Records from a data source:
───

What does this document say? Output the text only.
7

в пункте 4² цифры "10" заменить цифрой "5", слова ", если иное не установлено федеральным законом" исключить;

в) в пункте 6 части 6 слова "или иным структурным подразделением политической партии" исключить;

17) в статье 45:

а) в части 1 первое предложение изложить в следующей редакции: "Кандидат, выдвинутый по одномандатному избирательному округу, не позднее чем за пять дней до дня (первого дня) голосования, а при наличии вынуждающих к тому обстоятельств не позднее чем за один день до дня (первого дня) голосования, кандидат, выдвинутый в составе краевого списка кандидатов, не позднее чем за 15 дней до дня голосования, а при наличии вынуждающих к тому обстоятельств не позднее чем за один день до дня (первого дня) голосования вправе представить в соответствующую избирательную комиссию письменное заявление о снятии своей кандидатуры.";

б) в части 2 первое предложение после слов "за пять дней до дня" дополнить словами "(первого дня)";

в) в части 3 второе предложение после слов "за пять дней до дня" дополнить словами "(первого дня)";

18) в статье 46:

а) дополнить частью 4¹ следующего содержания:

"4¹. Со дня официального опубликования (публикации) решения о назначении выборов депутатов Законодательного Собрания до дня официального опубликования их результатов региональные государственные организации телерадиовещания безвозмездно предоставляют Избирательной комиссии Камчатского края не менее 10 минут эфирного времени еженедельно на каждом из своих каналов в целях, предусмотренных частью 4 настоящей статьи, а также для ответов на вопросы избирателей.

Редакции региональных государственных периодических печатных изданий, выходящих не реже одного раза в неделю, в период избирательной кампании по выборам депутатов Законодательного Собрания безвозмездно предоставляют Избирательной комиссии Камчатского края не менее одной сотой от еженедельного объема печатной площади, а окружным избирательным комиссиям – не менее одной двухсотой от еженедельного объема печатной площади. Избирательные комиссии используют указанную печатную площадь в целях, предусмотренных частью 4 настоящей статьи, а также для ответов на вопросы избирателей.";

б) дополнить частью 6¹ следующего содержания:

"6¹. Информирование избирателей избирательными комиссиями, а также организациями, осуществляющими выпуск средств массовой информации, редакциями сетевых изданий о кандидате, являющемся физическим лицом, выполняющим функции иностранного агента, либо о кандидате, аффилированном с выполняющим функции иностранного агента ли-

───

To be done
Reproduce the entries above in full, verbatim.

Exercise response
What does this document say? Output the text only.
7

в пункте 4² цифры "10" заменить цифрой "5", слова ", если иное не установлено федеральным законом" исключить;

в) в пункте 6 части 6 слова "или иным структурным подразделением политической партии" исключить;

17) в статье 45:

а) в части 1 первое предложение изложить в следующей редакции: "Кандидат, выдвинутый по одномандатному избирательному округу, не позднее чем за пять дней до дня (первого дня) голосования, а при наличии вынуждающих к тому обстоятельств не позднее чем за один день до дня (первого дня) голосования, кандидат, выдвинутый в составе краевого списка кандидатов, не позднее чем за 15 дней до дня голосования, а при наличии вынуждающих к тому обстоятельств не позднее чем за один день до дня (первого дня) голосования вправе представить в соответствующую избирательную комиссию письменное заявление о снятии своей кандидатуры.";

б) в части 2 первое предложение после слов "за пять дней до дня" дополнить словами "(первого дня)";

в) в части 3 второе предложение после слов "за пять дней до дня" дополнить словами "(первого дня)";

18) в статье 46:

а) дополнить частью 4¹ следующего содержания:

"4¹. Со дня официального опубликования (публикации) решения о назначении выборов депутатов Законодательного Собрания до дня официального опубликования их результатов региональные государственные организации телерадиовещания безвозмездно предоставляют Избирательной комиссии Камчатского края не менее 10 минут эфирного времени еженедельно на каждом из своих каналов в целях, предусмотренных частью 4 настоящей статьи, а также для ответов на вопросы избирателей.

Редакции региональных государственных периодических печатных изданий, выходящих не реже одного раза в неделю, в период избирательной кампании по выборам депутатов Законодательного Собрания безвозмездно предоставляют Избирательной комиссии Камчатского края не менее одной сотой от еженедельного объема печатной площади, а окружным избирательным комиссиям – не менее одной двухсотой от еженедельного объема печатной площади. Избирательные комиссии используют указанную печатную площадь в целях, предусмотренных частью 4 настоящей статьи, а также для ответов на вопросы избирателей.";

б) дополнить частью 6¹ следующего содержания:

"6¹. Информирование избирателей избирательными комиссиями, а также организациями, осуществляющими выпуск средств массовой информации, редакциями сетевых изданий о кандидате, являющемся физическим лицом, выполняющим функции иностранного агента, либо о кандидате, аффилированном с выполняющим функции иностранного агента ли-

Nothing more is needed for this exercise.